Records from a data source:
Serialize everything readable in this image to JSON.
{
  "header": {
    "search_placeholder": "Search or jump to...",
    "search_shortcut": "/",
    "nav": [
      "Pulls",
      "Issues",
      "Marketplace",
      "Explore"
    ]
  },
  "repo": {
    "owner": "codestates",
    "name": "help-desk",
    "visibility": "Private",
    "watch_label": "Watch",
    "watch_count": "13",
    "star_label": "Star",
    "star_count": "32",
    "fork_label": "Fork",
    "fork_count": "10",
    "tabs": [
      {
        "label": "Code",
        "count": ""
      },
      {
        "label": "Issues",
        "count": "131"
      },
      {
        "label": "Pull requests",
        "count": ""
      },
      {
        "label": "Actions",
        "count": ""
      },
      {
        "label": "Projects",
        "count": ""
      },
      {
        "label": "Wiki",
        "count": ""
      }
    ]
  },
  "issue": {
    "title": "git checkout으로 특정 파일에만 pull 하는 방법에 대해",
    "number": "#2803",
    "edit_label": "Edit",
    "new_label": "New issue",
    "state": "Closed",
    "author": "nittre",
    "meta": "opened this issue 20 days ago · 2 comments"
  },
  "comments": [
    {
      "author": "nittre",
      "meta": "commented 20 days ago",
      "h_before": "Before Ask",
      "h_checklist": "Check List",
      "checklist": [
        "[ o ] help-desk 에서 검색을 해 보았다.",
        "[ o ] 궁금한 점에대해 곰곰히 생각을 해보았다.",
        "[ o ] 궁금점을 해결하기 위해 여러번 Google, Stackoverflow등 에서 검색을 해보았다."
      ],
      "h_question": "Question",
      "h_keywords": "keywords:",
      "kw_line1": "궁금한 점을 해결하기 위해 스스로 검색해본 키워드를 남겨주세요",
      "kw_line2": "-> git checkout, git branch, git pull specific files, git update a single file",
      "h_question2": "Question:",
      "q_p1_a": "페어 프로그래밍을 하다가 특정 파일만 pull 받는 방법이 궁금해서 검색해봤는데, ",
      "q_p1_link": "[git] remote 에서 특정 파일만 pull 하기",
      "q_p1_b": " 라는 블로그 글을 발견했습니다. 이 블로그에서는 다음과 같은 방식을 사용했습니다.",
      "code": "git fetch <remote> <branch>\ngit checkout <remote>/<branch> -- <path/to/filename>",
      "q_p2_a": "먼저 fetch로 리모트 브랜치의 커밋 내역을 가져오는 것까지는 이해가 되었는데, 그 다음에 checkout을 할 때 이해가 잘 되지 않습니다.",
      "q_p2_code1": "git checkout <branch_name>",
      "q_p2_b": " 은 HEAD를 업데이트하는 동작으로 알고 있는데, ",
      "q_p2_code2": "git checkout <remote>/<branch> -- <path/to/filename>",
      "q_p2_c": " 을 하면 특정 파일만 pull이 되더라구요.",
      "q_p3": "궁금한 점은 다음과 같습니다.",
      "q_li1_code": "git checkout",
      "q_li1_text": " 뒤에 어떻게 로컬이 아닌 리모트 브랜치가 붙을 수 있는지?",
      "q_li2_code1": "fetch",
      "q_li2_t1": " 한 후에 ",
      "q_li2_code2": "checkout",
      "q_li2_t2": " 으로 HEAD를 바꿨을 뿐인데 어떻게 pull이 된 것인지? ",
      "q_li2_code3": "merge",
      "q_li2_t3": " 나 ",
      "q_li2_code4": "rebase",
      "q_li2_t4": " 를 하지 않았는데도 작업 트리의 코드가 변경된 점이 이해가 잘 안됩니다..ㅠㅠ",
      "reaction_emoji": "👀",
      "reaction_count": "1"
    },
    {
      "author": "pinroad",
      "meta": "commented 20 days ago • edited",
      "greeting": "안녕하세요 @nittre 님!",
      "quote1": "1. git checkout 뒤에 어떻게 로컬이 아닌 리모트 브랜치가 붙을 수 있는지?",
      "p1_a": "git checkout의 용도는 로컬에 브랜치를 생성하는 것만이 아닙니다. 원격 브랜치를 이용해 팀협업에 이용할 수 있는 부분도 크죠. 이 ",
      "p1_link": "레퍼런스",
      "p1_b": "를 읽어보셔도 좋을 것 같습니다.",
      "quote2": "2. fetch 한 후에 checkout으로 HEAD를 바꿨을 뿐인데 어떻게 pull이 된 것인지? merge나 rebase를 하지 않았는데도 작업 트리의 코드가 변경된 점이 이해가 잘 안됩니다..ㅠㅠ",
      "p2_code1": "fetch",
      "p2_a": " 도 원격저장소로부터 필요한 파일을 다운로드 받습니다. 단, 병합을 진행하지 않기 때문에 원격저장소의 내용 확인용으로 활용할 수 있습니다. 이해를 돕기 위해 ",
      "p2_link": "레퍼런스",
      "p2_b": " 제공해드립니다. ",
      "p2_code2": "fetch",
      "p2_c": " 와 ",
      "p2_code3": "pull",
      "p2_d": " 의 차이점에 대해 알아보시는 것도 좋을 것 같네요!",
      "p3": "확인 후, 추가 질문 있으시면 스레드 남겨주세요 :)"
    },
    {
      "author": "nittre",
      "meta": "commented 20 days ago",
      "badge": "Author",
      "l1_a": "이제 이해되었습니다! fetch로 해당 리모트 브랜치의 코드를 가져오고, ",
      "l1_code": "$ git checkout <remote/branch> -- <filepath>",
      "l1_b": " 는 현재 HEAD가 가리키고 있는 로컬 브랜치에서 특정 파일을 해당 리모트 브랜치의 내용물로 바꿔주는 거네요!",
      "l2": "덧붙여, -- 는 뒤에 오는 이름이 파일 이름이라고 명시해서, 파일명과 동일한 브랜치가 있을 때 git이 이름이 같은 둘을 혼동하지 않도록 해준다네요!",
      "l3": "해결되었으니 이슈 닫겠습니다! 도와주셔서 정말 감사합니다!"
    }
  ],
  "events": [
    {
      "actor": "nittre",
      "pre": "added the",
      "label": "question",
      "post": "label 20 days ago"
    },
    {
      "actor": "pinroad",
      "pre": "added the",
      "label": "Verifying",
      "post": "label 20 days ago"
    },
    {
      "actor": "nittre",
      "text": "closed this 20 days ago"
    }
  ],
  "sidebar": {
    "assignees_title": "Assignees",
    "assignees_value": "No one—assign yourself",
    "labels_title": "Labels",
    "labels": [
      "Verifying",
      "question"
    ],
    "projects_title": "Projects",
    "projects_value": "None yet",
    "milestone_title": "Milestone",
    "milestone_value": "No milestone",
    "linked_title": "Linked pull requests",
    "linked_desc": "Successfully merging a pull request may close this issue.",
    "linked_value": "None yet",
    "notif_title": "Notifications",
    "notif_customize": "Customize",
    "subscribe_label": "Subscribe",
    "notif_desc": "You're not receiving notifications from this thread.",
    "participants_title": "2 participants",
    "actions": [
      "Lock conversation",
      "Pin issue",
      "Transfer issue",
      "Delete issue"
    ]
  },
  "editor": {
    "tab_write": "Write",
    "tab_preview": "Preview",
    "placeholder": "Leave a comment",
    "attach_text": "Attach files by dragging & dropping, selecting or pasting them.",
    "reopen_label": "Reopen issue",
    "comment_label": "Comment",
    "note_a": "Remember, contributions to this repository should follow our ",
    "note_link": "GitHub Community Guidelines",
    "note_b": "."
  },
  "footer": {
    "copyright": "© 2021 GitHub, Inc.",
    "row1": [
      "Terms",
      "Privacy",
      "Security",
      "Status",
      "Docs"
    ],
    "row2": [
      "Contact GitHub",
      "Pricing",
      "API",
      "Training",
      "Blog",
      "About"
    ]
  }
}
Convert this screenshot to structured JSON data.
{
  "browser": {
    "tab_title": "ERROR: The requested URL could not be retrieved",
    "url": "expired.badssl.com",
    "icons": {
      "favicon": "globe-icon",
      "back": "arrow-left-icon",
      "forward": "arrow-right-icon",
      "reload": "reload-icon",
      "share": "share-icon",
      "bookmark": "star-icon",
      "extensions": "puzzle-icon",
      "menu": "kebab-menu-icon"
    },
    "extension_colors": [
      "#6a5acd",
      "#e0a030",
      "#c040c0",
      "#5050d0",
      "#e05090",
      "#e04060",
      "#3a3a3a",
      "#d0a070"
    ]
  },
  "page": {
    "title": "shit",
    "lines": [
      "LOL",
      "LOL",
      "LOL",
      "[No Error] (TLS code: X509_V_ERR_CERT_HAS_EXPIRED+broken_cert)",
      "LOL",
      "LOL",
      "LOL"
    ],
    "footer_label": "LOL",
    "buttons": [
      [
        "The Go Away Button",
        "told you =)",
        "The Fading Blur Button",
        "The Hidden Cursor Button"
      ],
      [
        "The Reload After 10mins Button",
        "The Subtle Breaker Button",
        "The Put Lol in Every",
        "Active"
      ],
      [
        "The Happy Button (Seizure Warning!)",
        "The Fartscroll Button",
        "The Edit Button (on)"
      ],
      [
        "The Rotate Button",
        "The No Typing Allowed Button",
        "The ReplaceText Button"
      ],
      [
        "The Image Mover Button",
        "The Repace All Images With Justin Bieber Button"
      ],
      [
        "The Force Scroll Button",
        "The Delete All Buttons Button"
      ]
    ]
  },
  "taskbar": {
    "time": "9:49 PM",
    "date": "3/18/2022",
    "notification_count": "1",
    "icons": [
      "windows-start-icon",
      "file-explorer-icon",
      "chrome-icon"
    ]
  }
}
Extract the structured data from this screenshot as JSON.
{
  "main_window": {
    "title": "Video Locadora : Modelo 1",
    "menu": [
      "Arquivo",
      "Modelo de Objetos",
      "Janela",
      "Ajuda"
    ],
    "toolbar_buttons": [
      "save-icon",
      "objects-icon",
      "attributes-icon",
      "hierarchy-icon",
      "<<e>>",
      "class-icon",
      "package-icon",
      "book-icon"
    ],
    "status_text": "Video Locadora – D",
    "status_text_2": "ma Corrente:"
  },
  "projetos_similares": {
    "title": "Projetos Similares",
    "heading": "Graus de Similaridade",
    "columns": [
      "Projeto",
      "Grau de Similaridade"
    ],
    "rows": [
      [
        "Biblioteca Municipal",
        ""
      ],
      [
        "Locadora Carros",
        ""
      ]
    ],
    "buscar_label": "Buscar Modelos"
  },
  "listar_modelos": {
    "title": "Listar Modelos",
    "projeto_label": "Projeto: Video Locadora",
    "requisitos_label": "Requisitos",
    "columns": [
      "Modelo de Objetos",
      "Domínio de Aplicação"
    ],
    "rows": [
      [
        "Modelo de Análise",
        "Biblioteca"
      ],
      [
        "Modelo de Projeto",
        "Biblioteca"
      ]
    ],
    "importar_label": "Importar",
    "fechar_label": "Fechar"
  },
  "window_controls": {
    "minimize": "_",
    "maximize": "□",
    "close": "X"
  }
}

[Task details]
Find every line with the word "Locadora" and state how many there are, with no other words.

[Expected answer]
4